** Start **

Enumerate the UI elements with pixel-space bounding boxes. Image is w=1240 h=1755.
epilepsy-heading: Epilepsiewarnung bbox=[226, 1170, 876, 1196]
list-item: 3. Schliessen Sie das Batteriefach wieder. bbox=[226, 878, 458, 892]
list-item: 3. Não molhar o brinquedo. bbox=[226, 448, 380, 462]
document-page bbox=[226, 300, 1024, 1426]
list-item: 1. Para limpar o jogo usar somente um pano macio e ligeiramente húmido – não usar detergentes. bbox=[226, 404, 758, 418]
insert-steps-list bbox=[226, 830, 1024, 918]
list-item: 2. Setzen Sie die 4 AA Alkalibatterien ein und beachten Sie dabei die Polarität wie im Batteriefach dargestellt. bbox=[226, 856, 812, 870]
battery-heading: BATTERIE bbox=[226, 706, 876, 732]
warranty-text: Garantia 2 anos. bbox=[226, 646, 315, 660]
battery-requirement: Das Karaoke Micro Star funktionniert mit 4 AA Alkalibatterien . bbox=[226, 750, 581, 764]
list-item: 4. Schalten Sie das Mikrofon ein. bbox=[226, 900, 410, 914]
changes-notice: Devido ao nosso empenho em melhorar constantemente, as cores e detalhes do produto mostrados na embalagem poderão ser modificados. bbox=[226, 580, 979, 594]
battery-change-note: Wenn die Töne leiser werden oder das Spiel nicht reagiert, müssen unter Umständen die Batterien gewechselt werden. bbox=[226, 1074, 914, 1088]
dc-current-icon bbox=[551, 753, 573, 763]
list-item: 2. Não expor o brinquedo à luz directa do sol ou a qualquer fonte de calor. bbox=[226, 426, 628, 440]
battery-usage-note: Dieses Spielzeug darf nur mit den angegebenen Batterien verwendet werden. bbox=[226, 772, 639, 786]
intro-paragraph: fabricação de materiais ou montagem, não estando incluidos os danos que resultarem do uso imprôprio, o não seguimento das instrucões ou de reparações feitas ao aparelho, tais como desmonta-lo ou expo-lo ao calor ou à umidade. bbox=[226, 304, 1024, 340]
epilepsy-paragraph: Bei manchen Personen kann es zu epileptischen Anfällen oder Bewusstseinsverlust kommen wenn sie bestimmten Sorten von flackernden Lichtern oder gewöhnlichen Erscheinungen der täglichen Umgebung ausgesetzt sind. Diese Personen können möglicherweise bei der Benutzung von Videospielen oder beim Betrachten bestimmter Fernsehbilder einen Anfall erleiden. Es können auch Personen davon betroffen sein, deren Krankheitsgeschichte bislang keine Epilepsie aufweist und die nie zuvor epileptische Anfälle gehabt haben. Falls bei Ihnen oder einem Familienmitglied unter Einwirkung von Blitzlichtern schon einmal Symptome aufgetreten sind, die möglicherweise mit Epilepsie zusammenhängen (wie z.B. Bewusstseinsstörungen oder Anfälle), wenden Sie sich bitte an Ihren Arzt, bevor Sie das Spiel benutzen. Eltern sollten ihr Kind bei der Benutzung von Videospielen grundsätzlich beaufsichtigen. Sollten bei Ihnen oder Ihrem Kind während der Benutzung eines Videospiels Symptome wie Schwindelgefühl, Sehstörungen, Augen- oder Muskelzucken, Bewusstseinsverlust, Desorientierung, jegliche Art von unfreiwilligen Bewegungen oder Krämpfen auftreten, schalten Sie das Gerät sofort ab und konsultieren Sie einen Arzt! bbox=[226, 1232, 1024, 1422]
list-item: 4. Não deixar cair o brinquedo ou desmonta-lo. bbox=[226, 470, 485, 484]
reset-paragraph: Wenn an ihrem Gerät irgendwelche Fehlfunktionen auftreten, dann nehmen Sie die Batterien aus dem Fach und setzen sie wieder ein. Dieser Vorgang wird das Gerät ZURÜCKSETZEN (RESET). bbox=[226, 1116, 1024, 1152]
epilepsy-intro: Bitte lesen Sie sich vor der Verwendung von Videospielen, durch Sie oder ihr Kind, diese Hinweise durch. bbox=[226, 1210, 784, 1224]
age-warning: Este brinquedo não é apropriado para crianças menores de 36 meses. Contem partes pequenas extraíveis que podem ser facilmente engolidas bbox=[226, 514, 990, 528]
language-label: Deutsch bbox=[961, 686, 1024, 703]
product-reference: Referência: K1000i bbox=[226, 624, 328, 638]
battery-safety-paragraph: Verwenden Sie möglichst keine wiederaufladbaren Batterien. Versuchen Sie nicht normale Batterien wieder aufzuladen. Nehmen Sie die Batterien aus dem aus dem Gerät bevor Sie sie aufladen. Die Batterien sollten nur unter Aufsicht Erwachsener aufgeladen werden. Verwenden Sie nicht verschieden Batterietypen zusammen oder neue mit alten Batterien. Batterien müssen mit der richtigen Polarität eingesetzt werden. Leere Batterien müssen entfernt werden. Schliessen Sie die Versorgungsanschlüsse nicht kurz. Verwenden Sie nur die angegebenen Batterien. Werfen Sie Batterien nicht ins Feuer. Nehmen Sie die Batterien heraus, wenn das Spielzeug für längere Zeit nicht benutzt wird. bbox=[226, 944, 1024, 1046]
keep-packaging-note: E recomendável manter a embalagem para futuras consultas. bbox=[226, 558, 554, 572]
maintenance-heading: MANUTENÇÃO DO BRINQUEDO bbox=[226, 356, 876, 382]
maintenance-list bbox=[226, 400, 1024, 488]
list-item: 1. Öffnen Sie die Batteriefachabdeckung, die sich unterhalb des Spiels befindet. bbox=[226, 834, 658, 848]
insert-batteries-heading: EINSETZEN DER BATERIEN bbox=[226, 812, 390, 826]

** End **

> _WRITTEN EXERCISE_
Reproduce the listing in full, swapping "Karaoke Micro Star" for "Karaoke Mega Star" and leaving everything else unchanged.

> _TASK OUTPUT_
Enumerate the UI elements with pixel-space bounding boxes. Image is w=1240 h=1755.
epilepsy-heading: Epilepsiewarnung bbox=[226, 1170, 876, 1196]
list-item: 3. Schliessen Sie das Batteriefach wieder. bbox=[226, 878, 458, 892]
list-item: 3. Não molhar o brinquedo. bbox=[226, 448, 380, 462]
document-page bbox=[226, 300, 1024, 1426]
list-item: 1. Para limpar o jogo usar somente um pano macio e ligeiramente húmido – não usar detergentes. bbox=[226, 404, 758, 418]
insert-steps-list bbox=[226, 830, 1024, 918]
list-item: 2. Setzen Sie die 4 AA Alkalibatterien ein und beachten Sie dabei die Polarität wie im Batteriefach dargestellt. bbox=[226, 856, 812, 870]
battery-heading: BATTERIE bbox=[226, 706, 876, 732]
warranty-text: Garantia 2 anos. bbox=[226, 646, 315, 660]
battery-requirement: Das Karaoke Mega Star funktionniert mit 4 AA Alkalibatterien . bbox=[226, 750, 581, 764]
list-item: 4. Schalten Sie das Mikrofon ein. bbox=[226, 900, 410, 914]
changes-notice: Devido ao nosso empenho em melhorar constantemente, as cores e detalhes do produto mostrados na embalagem poderão ser modificados. bbox=[226, 580, 979, 594]
battery-change-note: Wenn die Töne leiser werden oder das Spiel nicht reagiert, müssen unter Umständen die Batterien gewechselt werden. bbox=[226, 1074, 914, 1088]
dc-current-icon bbox=[551, 753, 573, 763]
list-item: 2. Não expor o brinquedo à luz directa do sol ou a qualquer fonte de calor. bbox=[226, 426, 628, 440]
battery-usage-note: Dieses Spielzeug darf nur mit den angegebenen Batterien verwendet werden. bbox=[226, 772, 639, 786]
intro-paragraph: fabricação de materiais ou montagem, não estando incluidos os danos que resultarem do uso imprôprio, o não seguimento das instrucões ou de reparações feitas ao aparelho, tais como desmonta-lo ou expo-lo ao calor ou à umidade. bbox=[226, 304, 1024, 340]
epilepsy-paragraph: Bei manchen Personen kann es zu epileptischen Anfällen oder Bewusstseinsverlust kommen wenn sie bestimmten Sorten von flackernden Lichtern oder gewöhnlichen Erscheinungen der täglichen Umgebung ausgesetzt sind. Diese Personen können möglicherweise bei der Benutzung von Videospielen oder beim Betrachten bestimmter Fernsehbilder einen Anfall erleiden. Es können auch Personen davon betroffen sein, deren Krankheitsgeschichte bislang keine Epilepsie aufweist und die nie zuvor epileptische Anfälle gehabt haben. Falls bei Ihnen oder einem Familienmitglied unter Einwirkung von Blitzlichtern schon einmal Symptome aufgetreten sind, die möglicherweise mit Epilepsie zusammenhängen (wie z.B. Bewusstseinsstörungen oder Anfälle), wenden Sie sich bitte an Ihren Arzt, bevor Sie das Spiel benutzen. Eltern sollten ihr Kind bei der Benutzung von Videospielen grundsätzlich beaufsichtigen. Sollten bei Ihnen oder Ihrem Kind während der Benutzung eines Videospiels Symptome wie Schwindelgefühl, Sehstörungen, Augen- oder Muskelzucken, Bewusstseinsverlust, Desorientierung, jegliche Art von unfreiwilligen Bewegungen oder Krämpfen auftreten, schalten Sie das Gerät sofort ab und konsultieren Sie einen Arzt! bbox=[226, 1232, 1024, 1422]
list-item: 4. Não deixar cair o brinquedo ou desmonta-lo. bbox=[226, 470, 485, 484]
reset-paragraph: Wenn an ihrem Gerät irgendwelche Fehlfunktionen auftreten, dann nehmen Sie die Batterien aus dem Fach und setzen sie wieder ein. Dieser Vorgang wird das Gerät ZURÜCKSETZEN (RESET). bbox=[226, 1116, 1024, 1152]
epilepsy-intro: Bitte lesen Sie sich vor der Verwendung von Videospielen, durch Sie oder ihr Kind, diese Hinweise durch. bbox=[226, 1210, 784, 1224]
age-warning: Este brinquedo não é apropriado para crianças menores de 36 meses. Contem partes pequenas extraíveis que podem ser facilmente engolidas bbox=[226, 514, 990, 528]
language-label: Deutsch bbox=[961, 686, 1024, 703]
product-reference: Referência: K1000i bbox=[226, 624, 328, 638]
battery-safety-paragraph: Verwenden Sie möglichst keine wiederaufladbaren Batterien. Versuchen Sie nicht normale Batterien wieder aufzuladen. Nehmen Sie die Batterien aus dem aus dem Gerät bevor Sie sie aufladen. Die Batterien sollten nur unter Aufsicht Erwachsener aufgeladen werden. Verwenden Sie nicht verschieden Batterietypen zusammen oder neue mit alten Batterien. Batterien müssen mit der richtigen Polarität eingesetzt werden. Leere Batterien müssen entfernt werden. Schliessen Sie die Versorgungsanschlüsse nicht kurz. Verwenden Sie nur die angegebenen Batterien. Werfen Sie Batterien nicht ins Feuer. Nehmen Sie die Batterien heraus, wenn das Spielzeug für längere Zeit nicht benutzt wird. bbox=[226, 944, 1024, 1046]
keep-packaging-note: E recomendável manter a embalagem para futuras consultas. bbox=[226, 558, 554, 572]
maintenance-heading: MANUTENÇÃO DO BRINQUEDO bbox=[226, 356, 876, 382]
maintenance-list bbox=[226, 400, 1024, 488]
list-item: 1. Öffnen Sie die Batteriefachabdeckung, die sich unterhalb des Spiels befindet. bbox=[226, 834, 658, 848]
insert-batteries-heading: EINSETZEN DER BATERIEN bbox=[226, 812, 390, 826]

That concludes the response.